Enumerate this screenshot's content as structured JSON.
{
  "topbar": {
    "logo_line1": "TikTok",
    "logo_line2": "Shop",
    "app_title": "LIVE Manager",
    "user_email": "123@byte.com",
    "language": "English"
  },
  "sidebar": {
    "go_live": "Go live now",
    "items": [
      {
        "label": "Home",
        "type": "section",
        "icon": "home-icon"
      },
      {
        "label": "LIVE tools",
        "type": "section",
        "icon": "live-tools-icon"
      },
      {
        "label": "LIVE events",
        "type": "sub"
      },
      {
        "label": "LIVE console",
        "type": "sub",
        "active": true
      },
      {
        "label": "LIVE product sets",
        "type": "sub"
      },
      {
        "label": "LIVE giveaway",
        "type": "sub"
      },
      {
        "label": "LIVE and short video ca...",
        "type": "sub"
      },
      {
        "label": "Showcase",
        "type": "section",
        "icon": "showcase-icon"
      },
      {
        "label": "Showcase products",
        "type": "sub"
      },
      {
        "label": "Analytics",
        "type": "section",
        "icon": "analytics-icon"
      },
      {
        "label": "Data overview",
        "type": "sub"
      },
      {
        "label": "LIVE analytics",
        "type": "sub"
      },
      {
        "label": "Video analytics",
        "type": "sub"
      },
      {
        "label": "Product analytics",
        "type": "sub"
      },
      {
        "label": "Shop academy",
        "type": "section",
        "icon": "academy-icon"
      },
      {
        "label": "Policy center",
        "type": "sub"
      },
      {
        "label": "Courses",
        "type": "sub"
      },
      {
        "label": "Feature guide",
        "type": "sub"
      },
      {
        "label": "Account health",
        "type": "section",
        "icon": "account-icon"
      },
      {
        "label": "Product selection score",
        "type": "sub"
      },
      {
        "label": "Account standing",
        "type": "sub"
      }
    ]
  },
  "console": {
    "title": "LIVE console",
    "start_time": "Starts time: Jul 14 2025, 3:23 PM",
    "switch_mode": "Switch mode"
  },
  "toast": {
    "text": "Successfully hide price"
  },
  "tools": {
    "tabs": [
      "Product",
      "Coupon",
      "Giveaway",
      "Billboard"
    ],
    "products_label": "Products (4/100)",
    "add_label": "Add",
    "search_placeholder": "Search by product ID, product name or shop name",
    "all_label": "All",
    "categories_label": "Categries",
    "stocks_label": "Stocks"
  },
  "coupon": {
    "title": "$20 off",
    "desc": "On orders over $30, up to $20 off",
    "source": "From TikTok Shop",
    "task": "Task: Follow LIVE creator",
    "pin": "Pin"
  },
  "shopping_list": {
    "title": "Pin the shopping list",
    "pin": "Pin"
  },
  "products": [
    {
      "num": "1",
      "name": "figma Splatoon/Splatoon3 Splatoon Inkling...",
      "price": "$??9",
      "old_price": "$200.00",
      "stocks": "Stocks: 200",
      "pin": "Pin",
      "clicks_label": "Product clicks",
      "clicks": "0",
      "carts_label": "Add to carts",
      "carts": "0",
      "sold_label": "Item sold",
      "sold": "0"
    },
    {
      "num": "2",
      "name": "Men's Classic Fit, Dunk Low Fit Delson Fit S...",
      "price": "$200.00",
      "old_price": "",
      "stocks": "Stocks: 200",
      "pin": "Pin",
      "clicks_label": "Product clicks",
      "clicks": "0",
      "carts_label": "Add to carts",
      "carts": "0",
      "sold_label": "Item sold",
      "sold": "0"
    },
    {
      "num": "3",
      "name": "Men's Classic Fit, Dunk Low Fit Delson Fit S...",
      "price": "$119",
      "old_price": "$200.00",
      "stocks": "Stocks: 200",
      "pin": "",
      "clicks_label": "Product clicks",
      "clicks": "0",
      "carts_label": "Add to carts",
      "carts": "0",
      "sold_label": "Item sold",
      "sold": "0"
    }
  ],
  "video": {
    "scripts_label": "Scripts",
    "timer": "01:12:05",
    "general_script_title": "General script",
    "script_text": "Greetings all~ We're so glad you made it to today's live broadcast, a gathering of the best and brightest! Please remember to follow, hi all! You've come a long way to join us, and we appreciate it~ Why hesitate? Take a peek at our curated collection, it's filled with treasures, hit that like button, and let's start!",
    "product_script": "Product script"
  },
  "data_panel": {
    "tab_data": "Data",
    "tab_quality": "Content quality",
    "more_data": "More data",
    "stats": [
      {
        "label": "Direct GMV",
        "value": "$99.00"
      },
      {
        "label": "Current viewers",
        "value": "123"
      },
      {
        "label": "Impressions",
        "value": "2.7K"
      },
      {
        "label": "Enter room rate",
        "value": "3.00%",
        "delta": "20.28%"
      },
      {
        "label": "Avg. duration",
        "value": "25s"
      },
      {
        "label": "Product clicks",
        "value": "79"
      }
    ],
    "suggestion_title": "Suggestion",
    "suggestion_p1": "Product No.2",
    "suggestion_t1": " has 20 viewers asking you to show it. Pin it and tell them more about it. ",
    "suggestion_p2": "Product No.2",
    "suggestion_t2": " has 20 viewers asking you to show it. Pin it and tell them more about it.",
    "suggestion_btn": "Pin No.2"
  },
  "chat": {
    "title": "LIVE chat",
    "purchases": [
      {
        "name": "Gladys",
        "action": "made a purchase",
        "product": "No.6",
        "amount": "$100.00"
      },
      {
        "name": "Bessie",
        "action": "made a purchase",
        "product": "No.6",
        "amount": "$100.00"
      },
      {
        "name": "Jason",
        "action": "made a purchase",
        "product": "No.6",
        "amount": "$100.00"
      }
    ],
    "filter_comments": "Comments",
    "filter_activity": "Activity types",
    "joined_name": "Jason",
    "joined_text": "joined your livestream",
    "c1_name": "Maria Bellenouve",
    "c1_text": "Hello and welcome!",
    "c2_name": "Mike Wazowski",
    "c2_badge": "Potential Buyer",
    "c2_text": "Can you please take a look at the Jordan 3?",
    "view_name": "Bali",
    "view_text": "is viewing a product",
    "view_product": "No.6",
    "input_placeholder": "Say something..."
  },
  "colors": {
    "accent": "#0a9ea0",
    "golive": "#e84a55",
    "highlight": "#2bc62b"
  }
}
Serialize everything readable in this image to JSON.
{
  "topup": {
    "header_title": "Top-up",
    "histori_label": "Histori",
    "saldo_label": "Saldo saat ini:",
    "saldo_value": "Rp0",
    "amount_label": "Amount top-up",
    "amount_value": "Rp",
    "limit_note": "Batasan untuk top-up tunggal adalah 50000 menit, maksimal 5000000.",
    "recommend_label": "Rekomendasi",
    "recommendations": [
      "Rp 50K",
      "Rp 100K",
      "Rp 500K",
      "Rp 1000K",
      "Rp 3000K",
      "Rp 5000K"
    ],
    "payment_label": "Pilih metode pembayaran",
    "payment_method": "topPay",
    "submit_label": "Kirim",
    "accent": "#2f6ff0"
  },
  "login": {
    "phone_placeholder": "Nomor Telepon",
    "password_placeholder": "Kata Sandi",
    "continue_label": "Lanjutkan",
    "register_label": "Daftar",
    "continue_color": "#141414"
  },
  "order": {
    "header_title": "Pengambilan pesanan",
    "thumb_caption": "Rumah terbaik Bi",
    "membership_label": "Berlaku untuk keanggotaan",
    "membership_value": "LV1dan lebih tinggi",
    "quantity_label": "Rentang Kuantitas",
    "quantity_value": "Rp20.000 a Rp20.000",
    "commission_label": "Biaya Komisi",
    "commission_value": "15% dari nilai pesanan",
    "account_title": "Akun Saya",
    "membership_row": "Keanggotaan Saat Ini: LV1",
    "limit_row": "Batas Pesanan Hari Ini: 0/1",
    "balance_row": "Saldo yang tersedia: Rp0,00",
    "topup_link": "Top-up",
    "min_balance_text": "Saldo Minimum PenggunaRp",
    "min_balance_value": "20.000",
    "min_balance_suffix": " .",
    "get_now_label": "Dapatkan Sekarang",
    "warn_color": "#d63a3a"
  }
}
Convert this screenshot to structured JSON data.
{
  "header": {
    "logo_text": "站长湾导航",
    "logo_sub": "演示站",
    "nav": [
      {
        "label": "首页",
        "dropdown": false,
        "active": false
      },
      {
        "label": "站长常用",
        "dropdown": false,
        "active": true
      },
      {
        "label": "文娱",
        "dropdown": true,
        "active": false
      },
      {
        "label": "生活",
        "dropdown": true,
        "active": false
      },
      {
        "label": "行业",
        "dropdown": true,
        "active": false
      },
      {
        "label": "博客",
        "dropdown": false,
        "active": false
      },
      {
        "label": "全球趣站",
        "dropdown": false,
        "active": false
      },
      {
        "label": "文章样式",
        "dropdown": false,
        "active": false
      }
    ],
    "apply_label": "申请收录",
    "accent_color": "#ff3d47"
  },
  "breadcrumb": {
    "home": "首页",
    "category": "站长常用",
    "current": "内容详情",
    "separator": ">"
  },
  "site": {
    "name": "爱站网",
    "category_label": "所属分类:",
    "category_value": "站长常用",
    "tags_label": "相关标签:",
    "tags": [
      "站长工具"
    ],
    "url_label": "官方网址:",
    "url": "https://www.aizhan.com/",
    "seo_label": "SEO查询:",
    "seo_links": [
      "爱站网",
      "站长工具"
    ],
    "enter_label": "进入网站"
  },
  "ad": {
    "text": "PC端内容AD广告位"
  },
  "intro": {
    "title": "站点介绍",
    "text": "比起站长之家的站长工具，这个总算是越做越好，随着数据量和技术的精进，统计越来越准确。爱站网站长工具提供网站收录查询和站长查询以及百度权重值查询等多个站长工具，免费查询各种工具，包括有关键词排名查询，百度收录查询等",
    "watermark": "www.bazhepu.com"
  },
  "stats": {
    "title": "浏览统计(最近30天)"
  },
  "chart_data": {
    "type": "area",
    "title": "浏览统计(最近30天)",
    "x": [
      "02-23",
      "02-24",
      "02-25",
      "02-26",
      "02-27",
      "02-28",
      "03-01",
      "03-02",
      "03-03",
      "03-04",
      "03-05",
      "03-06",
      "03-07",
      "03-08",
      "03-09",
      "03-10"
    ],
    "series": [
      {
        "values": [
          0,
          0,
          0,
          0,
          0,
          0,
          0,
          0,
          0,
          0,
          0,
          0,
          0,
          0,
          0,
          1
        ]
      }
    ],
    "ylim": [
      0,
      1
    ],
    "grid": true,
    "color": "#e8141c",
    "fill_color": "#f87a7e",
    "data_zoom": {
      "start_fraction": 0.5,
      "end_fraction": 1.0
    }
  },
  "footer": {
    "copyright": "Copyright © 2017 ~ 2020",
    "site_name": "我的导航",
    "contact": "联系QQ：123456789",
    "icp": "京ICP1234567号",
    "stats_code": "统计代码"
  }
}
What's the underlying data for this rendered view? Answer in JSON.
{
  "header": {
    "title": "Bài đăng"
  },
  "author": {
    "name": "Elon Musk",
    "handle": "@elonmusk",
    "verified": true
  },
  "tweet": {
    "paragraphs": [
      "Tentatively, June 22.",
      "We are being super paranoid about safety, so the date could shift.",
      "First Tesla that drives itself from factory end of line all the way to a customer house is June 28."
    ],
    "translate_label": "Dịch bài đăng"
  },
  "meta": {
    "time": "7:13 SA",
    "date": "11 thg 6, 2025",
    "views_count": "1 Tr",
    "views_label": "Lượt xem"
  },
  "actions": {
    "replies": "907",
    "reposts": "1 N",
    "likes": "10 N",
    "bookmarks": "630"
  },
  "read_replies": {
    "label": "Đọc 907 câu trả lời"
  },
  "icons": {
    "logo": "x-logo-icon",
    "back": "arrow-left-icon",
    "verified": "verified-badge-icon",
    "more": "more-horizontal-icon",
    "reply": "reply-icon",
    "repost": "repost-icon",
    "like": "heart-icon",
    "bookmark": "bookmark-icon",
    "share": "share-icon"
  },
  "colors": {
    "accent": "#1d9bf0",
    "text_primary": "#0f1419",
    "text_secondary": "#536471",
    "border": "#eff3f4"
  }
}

Stated exercise: Repeat exactly the lines from the line containing "What's the underlying" through the last line of the records above, including both, and nothing else.

Task response:
What's the underlying data for this rendered view? Answer in JSON.
{
  "header": {
    "title": "Bài đăng"
  },
  "author": {
    "name": "Elon Musk",
    "handle": "@elonmusk",
    "verified": true
  },
  "tweet": {
    "paragraphs": [
      "Tentatively, June 22.",
      "We are being super paranoid about safety, so the date could shift.",
      "First Tesla that drives itself from factory end of line all the way to a customer house is June 28."
    ],
    "translate_label": "Dịch bài đăng"
  },
  "meta": {
    "time": "7:13 SA",
    "date": "11 thg 6, 2025",
    "views_count": "1 Tr",
    "views_label": "Lượt xem"
  },
  "actions": {
    "replies": "907",
    "reposts": "1 N",
    "likes": "10 N",
    "bookmarks": "630"
  },
  "read_replies": {
    "label": "Đọc 907 câu trả lời"
  },
  "icons": {
    "logo": "x-logo-icon",
    "back": "arrow-left-icon",
    "verified": "verified-badge-icon",
    "more": "more-horizontal-icon",
    "reply": "reply-icon",
    "repost": "repost-icon",
    "like": "heart-icon",
    "bookmark": "bookmark-icon",
    "share": "share-icon"
  },
  "colors": {
    "accent": "#1d9bf0",
    "text_primary": "#0f1419",
    "text_secondary": "#536471",
    "border": "#eff3f4"
  }
}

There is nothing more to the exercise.